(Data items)
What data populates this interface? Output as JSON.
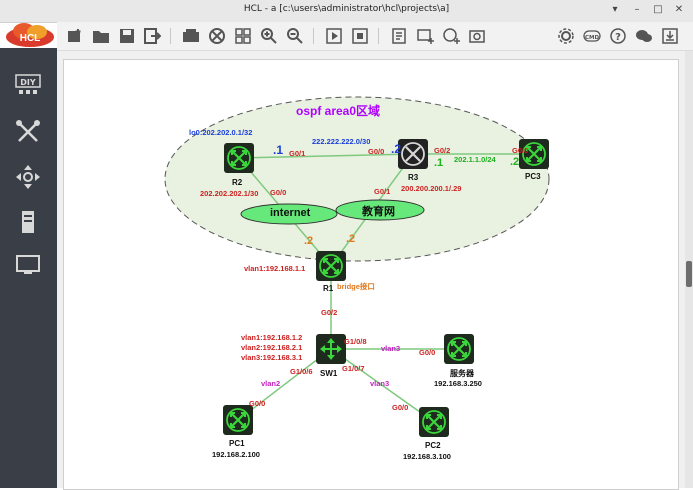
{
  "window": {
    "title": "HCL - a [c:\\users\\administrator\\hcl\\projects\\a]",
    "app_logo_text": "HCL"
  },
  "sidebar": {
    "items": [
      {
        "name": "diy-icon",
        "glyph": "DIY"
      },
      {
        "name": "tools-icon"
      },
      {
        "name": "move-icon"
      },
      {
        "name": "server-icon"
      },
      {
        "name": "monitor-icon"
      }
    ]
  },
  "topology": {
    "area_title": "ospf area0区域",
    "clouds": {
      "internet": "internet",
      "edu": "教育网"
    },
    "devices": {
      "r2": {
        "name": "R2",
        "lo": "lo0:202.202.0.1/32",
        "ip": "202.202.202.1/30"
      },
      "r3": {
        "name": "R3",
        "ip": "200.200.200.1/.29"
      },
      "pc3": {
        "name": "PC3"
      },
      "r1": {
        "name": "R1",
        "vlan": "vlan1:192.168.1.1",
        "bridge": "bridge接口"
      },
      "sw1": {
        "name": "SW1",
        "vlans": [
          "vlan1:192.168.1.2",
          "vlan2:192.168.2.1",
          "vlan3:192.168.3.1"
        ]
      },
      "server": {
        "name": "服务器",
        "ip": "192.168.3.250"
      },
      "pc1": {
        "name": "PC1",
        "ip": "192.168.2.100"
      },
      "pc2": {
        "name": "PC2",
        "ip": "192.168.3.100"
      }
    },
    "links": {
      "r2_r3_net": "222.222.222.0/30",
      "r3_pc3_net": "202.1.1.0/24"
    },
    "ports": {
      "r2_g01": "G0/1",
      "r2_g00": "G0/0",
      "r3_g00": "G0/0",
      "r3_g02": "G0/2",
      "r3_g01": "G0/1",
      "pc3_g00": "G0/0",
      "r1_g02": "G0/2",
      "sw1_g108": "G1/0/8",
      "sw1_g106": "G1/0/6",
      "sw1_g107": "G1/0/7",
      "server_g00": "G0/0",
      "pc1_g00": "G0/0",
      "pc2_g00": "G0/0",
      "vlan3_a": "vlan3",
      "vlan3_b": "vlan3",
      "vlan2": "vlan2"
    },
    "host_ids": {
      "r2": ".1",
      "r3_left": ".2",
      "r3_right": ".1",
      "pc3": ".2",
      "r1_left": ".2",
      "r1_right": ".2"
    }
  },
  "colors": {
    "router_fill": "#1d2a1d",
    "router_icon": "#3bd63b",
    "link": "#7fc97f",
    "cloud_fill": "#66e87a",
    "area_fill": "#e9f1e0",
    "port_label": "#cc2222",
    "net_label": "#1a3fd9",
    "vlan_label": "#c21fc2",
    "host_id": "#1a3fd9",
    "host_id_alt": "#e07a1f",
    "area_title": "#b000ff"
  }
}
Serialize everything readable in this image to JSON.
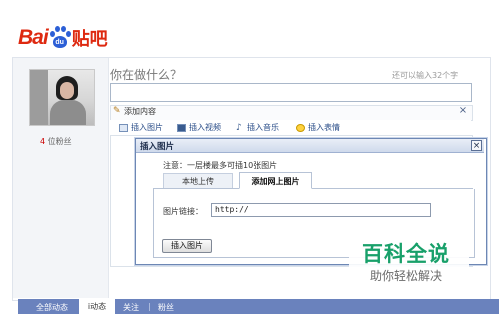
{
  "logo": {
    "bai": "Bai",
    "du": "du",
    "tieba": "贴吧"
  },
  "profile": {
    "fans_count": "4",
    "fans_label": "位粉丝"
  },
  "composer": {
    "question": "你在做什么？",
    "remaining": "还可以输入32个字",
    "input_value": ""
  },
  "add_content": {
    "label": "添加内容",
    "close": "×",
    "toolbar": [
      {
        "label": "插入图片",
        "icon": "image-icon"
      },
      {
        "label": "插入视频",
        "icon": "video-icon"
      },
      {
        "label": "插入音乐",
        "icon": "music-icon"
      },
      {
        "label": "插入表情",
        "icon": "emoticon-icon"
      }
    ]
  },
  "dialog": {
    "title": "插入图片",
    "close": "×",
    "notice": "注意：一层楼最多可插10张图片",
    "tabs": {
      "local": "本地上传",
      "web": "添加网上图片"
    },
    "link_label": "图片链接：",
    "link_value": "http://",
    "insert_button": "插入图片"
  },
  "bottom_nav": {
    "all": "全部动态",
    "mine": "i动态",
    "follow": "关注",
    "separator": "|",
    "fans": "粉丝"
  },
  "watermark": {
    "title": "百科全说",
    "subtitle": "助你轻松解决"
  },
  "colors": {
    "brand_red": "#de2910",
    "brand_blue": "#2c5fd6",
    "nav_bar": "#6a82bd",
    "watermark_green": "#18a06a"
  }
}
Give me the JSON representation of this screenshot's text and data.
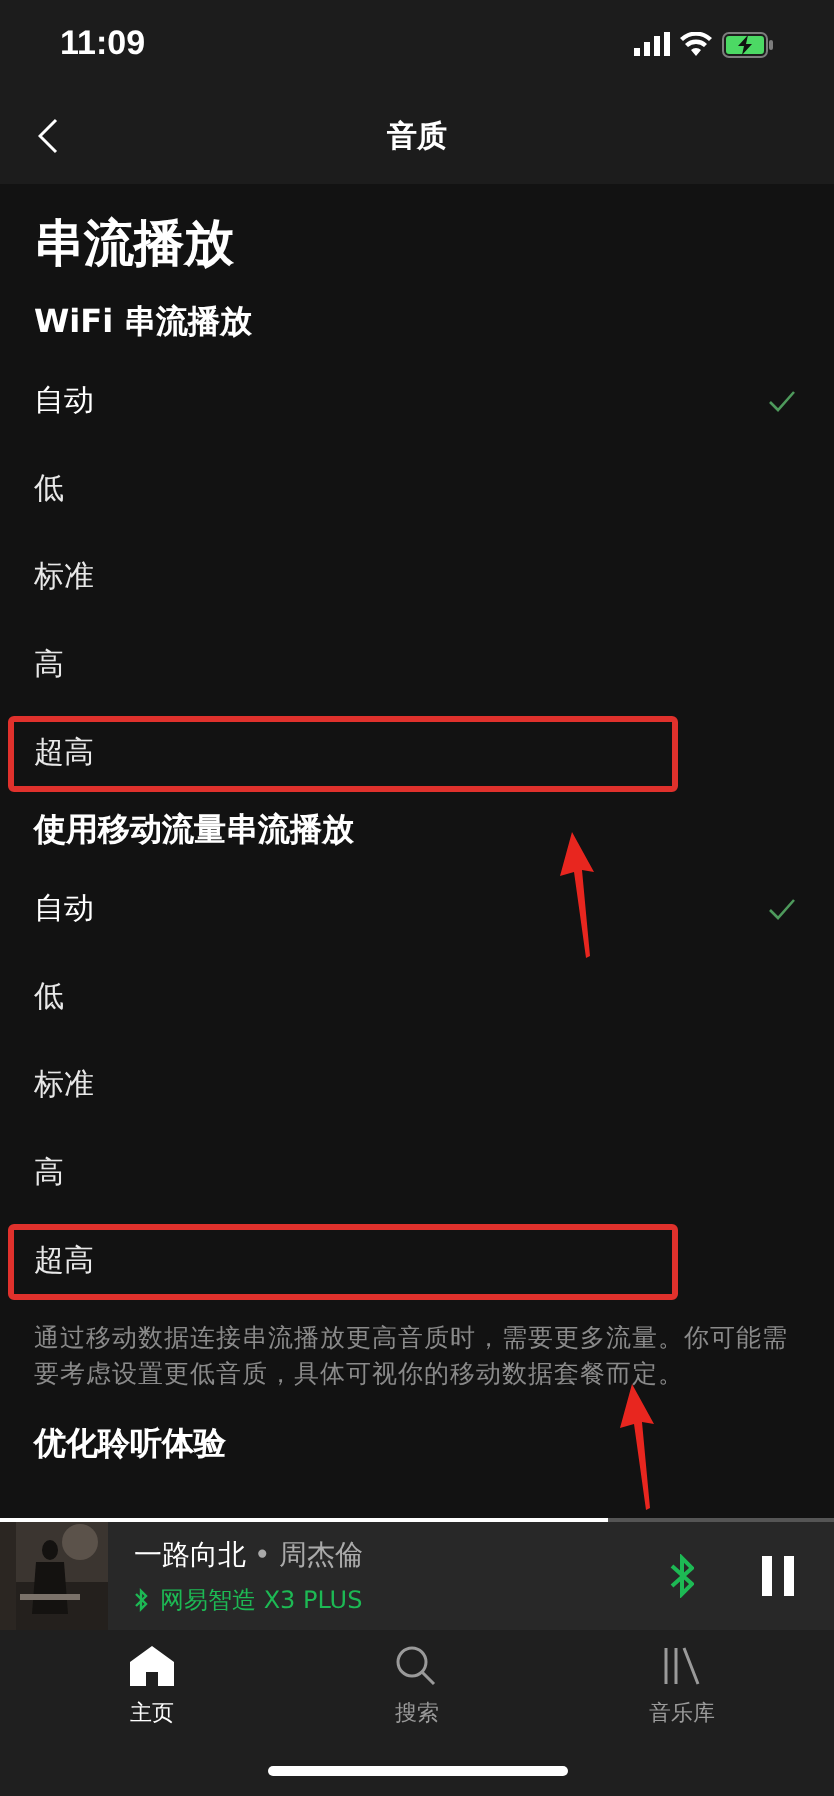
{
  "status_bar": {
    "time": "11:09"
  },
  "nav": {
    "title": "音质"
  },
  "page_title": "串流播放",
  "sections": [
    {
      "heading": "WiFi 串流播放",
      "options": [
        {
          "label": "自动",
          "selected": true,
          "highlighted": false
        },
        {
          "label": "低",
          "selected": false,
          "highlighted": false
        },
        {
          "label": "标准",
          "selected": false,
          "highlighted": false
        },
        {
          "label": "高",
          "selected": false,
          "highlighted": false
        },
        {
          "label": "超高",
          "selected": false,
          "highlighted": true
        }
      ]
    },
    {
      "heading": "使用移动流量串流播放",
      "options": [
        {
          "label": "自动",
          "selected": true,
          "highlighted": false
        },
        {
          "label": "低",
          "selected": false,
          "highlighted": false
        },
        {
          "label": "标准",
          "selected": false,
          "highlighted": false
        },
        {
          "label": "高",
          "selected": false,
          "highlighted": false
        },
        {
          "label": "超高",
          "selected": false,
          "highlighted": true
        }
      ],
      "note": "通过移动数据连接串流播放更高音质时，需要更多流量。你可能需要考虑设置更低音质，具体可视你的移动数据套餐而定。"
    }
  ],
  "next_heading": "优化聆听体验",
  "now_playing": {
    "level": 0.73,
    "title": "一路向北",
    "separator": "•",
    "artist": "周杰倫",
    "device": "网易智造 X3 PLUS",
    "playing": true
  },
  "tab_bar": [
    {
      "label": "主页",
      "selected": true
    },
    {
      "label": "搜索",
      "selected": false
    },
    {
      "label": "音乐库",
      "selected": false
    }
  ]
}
---
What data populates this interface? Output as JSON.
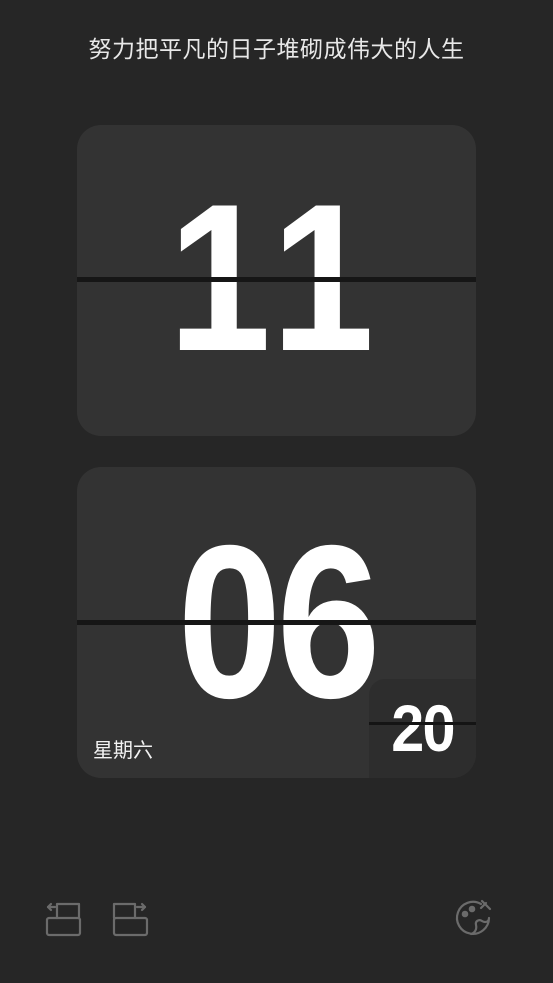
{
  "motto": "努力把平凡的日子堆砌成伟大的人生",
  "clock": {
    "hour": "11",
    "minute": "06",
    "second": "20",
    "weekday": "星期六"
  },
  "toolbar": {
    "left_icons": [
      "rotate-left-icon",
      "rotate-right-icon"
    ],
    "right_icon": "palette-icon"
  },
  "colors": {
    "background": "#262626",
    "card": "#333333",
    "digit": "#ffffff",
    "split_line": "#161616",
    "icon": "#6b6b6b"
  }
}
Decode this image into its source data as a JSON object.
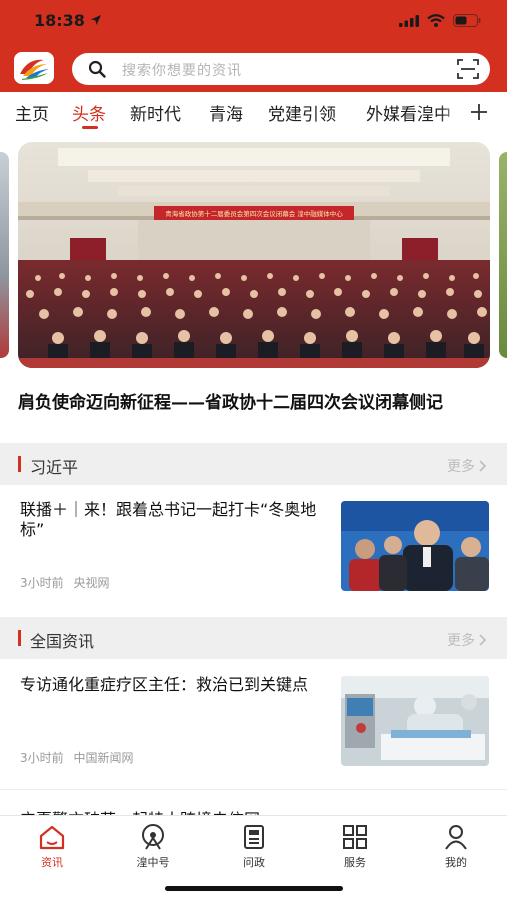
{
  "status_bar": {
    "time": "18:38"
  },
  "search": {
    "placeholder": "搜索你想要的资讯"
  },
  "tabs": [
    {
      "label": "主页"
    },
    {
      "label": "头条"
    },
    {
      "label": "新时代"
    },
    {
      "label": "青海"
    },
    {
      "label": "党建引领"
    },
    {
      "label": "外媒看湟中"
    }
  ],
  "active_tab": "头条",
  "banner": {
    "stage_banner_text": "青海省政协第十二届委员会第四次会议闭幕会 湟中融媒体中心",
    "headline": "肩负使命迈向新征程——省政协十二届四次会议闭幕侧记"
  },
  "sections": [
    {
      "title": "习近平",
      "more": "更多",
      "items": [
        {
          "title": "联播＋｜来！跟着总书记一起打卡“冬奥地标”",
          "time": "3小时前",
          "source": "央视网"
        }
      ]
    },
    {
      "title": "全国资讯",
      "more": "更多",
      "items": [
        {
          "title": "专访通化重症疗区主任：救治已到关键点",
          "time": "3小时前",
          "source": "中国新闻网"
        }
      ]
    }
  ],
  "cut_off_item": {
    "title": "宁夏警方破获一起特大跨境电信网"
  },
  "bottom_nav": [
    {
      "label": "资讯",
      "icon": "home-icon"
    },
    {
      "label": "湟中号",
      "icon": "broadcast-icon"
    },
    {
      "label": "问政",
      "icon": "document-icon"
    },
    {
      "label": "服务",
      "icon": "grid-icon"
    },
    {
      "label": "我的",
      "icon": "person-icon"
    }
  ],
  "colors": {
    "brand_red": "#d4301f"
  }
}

WORK INSTRUCTIONS:
Keep only the lines that hold the string "source", and copy them out.

COMPLETED TASK:
Decode this image into its source data as a JSON object.
          "source": "央视网"
          "source": "中国新闻网"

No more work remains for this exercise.